→ Listing
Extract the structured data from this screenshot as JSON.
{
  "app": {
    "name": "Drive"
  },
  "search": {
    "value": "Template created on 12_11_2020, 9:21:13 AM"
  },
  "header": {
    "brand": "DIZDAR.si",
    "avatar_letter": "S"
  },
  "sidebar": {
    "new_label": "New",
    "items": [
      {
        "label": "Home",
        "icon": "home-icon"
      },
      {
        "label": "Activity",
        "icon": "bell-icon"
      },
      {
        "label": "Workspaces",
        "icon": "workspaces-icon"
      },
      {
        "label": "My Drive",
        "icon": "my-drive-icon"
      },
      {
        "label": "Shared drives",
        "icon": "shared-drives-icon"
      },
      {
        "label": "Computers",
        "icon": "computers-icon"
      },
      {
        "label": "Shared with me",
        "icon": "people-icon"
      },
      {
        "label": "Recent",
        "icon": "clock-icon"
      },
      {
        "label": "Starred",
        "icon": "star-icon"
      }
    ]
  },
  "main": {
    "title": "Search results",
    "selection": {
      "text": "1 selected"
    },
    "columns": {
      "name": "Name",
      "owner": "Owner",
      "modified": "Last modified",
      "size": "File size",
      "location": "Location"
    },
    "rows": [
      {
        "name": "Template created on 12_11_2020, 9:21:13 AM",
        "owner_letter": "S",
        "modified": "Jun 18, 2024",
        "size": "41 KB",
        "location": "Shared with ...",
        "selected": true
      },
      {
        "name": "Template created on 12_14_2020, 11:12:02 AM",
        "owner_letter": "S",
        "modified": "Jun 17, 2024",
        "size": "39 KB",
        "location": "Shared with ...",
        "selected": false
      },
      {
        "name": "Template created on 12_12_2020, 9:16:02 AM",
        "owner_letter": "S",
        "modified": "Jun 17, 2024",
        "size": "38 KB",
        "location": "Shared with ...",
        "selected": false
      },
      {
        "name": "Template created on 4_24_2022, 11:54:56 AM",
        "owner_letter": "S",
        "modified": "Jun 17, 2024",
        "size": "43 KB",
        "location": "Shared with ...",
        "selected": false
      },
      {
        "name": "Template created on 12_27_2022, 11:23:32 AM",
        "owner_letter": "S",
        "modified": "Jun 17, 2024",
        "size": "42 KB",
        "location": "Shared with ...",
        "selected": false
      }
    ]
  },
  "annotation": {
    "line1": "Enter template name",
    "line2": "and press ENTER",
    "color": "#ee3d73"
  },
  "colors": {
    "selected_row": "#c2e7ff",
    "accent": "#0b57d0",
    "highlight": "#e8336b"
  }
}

→ Exercise prompt
Search the listing above for the string "drives". Copy every line that contains it.

→ Task output
        "label": "Shared drives",
        "icon": "shared-drives-icon"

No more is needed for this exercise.